### PROBLEM TO SOLVE
Restate the complete material exactly.

### MATERIAL SUPPLIED
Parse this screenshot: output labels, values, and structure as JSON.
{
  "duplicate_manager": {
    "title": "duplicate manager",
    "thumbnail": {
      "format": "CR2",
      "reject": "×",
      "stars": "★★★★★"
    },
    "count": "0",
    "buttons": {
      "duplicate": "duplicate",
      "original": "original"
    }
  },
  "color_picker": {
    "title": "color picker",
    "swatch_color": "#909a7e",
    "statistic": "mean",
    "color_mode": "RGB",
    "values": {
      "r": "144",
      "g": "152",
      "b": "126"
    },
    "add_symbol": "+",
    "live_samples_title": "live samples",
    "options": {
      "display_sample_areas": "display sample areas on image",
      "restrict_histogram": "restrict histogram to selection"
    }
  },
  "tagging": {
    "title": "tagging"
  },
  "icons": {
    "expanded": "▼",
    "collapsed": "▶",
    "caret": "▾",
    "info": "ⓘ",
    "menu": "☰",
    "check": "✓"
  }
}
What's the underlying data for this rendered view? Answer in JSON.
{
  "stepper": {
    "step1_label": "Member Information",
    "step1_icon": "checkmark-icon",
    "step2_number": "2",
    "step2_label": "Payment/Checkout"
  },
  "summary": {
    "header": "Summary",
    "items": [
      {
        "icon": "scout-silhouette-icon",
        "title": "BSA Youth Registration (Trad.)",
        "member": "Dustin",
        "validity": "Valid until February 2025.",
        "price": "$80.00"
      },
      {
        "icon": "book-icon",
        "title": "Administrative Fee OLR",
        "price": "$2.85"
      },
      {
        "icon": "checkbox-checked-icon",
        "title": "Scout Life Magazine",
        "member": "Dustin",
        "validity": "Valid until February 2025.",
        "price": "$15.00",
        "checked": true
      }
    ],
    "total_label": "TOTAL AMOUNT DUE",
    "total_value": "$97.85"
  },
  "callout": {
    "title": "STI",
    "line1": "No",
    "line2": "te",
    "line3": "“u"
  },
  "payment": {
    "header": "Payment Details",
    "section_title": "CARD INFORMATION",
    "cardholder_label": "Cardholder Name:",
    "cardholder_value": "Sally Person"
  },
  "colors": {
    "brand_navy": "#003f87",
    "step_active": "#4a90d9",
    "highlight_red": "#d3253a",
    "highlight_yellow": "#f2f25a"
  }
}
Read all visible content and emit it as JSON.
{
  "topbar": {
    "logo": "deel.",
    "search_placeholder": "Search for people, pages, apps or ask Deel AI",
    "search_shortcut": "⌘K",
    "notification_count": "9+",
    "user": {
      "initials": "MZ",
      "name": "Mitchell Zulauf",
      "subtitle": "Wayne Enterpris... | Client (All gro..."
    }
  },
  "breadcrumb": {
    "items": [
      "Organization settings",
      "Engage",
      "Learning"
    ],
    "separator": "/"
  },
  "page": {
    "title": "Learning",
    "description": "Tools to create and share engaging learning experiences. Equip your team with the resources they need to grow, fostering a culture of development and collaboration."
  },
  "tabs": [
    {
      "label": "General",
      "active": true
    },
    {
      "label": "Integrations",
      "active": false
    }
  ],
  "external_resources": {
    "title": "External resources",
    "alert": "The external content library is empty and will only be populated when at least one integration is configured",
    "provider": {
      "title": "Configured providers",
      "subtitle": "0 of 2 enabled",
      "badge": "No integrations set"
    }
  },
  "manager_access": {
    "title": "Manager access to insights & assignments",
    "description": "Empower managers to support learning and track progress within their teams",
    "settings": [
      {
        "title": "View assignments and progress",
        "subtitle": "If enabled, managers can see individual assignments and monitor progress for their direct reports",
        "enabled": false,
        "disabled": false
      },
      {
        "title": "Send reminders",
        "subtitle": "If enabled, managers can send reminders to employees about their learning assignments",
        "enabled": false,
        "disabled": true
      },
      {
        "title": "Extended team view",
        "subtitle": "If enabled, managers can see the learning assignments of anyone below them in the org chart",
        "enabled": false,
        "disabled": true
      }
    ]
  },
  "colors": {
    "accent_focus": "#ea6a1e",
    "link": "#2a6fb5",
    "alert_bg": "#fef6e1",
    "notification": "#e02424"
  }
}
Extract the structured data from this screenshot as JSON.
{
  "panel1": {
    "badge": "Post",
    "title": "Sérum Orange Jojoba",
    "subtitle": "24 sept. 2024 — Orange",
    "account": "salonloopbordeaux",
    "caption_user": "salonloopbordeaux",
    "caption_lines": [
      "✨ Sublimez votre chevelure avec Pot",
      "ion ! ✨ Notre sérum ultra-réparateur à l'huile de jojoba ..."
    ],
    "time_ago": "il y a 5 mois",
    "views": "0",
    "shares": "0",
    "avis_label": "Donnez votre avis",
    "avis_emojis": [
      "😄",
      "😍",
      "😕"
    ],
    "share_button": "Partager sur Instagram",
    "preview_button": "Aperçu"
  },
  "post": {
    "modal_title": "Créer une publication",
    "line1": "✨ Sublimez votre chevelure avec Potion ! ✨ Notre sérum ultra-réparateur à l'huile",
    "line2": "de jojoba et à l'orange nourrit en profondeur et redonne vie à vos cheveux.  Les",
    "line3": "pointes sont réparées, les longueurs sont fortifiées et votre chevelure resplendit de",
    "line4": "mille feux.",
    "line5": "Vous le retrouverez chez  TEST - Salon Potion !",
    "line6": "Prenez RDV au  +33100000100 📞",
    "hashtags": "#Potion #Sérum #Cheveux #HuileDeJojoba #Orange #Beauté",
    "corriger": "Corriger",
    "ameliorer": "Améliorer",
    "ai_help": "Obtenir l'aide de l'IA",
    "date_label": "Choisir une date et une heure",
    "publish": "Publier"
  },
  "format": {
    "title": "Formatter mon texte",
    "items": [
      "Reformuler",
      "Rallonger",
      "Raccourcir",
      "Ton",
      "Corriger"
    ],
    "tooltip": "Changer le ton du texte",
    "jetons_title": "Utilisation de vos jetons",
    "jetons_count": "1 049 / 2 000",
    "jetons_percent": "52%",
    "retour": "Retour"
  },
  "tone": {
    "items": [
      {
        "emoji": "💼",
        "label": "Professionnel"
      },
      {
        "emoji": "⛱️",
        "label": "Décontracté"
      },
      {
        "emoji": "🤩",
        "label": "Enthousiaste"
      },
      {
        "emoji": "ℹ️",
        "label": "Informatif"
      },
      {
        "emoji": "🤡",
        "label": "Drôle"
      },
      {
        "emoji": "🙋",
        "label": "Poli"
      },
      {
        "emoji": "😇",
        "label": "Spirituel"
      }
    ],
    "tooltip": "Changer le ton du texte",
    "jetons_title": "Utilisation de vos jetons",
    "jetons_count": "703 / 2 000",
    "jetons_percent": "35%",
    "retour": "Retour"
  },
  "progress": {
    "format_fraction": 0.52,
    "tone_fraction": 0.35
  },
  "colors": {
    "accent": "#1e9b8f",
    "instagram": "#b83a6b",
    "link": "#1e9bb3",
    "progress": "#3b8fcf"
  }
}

### REPLY
Parse this screenshot: output labels, values, and structure as JSON.
{
  "duplicate_manager": {
    "title": "duplicate manager",
    "thumbnail": {
      "format": "CR2",
      "reject": "×",
      "stars": "★★★★★"
    },
    "count": "0",
    "buttons": {
      "duplicate": "duplicate",
      "original": "original"
    }
  },
  "color_picker": {
    "title": "color picker",
    "swatch_color": "#909a7e",
    "statistic": "mean",
    "color_mode": "RGB",
    "values": {
      "r": "144",
      "g": "152",
      "b": "126"
    },
    "add_symbol": "+",
    "live_samples_title": "live samples",
    "options": {
      "display_sample_areas": "display sample areas on image",
      "restrict_histogram": "restrict histogram to selection"
    }
  },
  "tagging": {
    "title": "tagging"
  },
  "icons": {
    "expanded": "▼",
    "collapsed": "▶",
    "caret": "▾",
    "info": "ⓘ",
    "menu": "☰",
    "check": "✓"
  }
}
What's the underlying data for this rendered view? Answer in JSON.
{
  "stepper": {
    "step1_label": "Member Information",
    "step1_icon": "checkmark-icon",
    "step2_number": "2",
    "step2_label": "Payment/Checkout"
  },
  "summary": {
    "header": "Summary",
    "items": [
      {
        "icon": "scout-silhouette-icon",
        "title": "BSA Youth Registration (Trad.)",
        "member": "Dustin",
        "validity": "Valid until February 2025.",
        "price": "$80.00"
      },
      {
        "icon": "book-icon",
        "title": "Administrative Fee OLR",
        "price": "$2.85"
      },
      {
        "icon": "checkbox-checked-icon",
        "title": "Scout Life Magazine",
        "member": "Dustin",
        "validity": "Valid until February 2025.",
        "price": "$15.00",
        "checked": true
      }
    ],
    "total_label": "TOTAL AMOUNT DUE",
    "total_value": "$97.85"
  },
  "callout": {
    "title": "STI",
    "line1": "No",
    "line2": "te",
    "line3": "“u"
  },
  "payment": {
    "header": "Payment Details",
    "section_title": "CARD INFORMATION",
    "cardholder_label": "Cardholder Name:",
    "cardholder_value": "Sally Person"
  },
  "colors": {
    "brand_navy": "#003f87",
    "step_active": "#4a90d9",
    "highlight_red": "#d3253a",
    "highlight_yellow": "#f2f25a"
  }
}
Read all visible content and emit it as JSON.
{
  "topbar": {
    "logo": "deel.",
    "search_placeholder": "Search for people, pages, apps or ask Deel AI",
    "search_shortcut": "⌘K",
    "notification_count": "9+",
    "user": {
      "initials": "MZ",
      "name": "Mitchell Zulauf",
      "subtitle": "Wayne Enterpris... | Client (All gro..."
    }
  },
  "breadcrumb": {
    "items": [
      "Organization settings",
      "Engage",
      "Learning"
    ],
    "separator": "/"
  },
  "page": {
    "title": "Learning",
    "description": "Tools to create and share engaging learning experiences. Equip your team with the resources they need to grow, fostering a culture of development and collaboration."
  },
  "tabs": [
    {
      "label": "General",
      "active": true
    },
    {
      "label": "Integrations",
      "active": false
    }
  ],
  "external_resources": {
    "title": "External resources",
    "alert": "The external content library is empty and will only be populated when at least one integration is configured",
    "provider": {
      "title": "Configured providers",
      "subtitle": "0 of 2 enabled",
      "badge": "No integrations set"
    }
  },
  "manager_access": {
    "title": "Manager access to insights & assignments",
    "description": "Empower managers to support learning and track progress within their teams",
    "settings": [
      {
        "title": "View assignments and progress",
        "subtitle": "If enabled, managers can see individual assignments and monitor progress for their direct reports",
        "enabled": false,
        "disabled": false
      },
      {
        "title": "Send reminders",
        "subtitle": "If enabled, managers can send reminders to employees about their learning assignments",
        "enabled": false,
        "disabled": true
      },
      {
        "title": "Extended team view",
        "subtitle": "If enabled, managers can see the learning assignments of anyone below them in the org chart",
        "enabled": false,
        "disabled": true
      }
    ]
  },
  "colors": {
    "accent_focus": "#ea6a1e",
    "link": "#2a6fb5",
    "alert_bg": "#fef6e1",
    "notification": "#e02424"
  }
}
Extract the structured data from this screenshot as JSON.
{
  "panel1": {
    "badge": "Post",
    "title": "Sérum Orange Jojoba",
    "subtitle": "24 sept. 2024 — Orange",
    "account": "salonloopbordeaux",
    "caption_user": "salonloopbordeaux",
    "caption_lines": [
      "✨ Sublimez votre chevelure avec Pot",
      "ion ! ✨ Notre sérum ultra-réparateur à l'huile de jojoba ..."
    ],
    "time_ago": "il y a 5 mois",
    "views": "0",
    "shares": "0",
    "avis_label": "Donnez votre avis",
    "avis_emojis": [
      "😄",
      "😍",
      "😕"
    ],
    "share_button": "Partager sur Instagram",
    "preview_button": "Aperçu"
  },
  "post": {
    "modal_title": "Créer une publication",
    "line1": "✨ Sublimez votre chevelure avec Potion ! ✨ Notre sérum ultra-réparateur à l'huile",
    "line2": "de jojoba et à l'orange nourrit en profondeur et redonne vie à vos cheveux.  Les",
    "line3": "pointes sont réparées, les longueurs sont fortifiées et votre chevelure resplendit de",
    "line4": "mille feux.",
    "line5": "Vous le retrouverez chez  TEST - Salon Potion !",
    "line6": "Prenez RDV au  +33100000100 📞",
    "hashtags": "#Potion #Sérum #Cheveux #HuileDeJojoba #Orange #Beauté",
    "corriger": "Corriger",
    "ameliorer": "Améliorer",
    "ai_help": "Obtenir l'aide de l'IA",
    "date_label": "Choisir une date et une heure",
    "publish": "Publier"
  },
  "format": {
    "title": "Formatter mon texte",
    "items": [
      "Reformuler",
      "Rallonger",
      "Raccourcir",
      "Ton",
      "Corriger"
    ],
    "tooltip": "Changer le ton du texte",
    "jetons_title": "Utilisation de vos jetons",
    "jetons_count": "1 049 / 2 000",
    "jetons_percent": "52%",
    "retour": "Retour"
  },
  "tone": {
    "items": [
      {
        "emoji": "💼",
        "label": "Professionnel"
      },
      {
        "emoji": "⛱️",
        "label": "Décontracté"
      },
      {
        "emoji": "🤩",
        "label": "Enthousiaste"
      },
      {
        "emoji": "ℹ️",
        "label": "Informatif"
      },
      {
        "emoji": "🤡",
        "label": "Drôle"
      },
      {
        "emoji": "🙋",
        "label": "Poli"
      },
      {
        "emoji": "😇",
        "label": "Spirituel"
      }
    ],
    "tooltip": "Changer le ton du texte",
    "jetons_title": "Utilisation de vos jetons",
    "jetons_count": "703 / 2 000",
    "jetons_percent": "35%",
    "retour": "Retour"
  },
  "progress": {
    "format_fraction": 0.52,
    "tone_fraction": 0.35
  },
  "colors": {
    "accent": "#1e9b8f",
    "instagram": "#b83a6b",
    "link": "#1e9bb3",
    "progress": "#3b8fcf"
  }
}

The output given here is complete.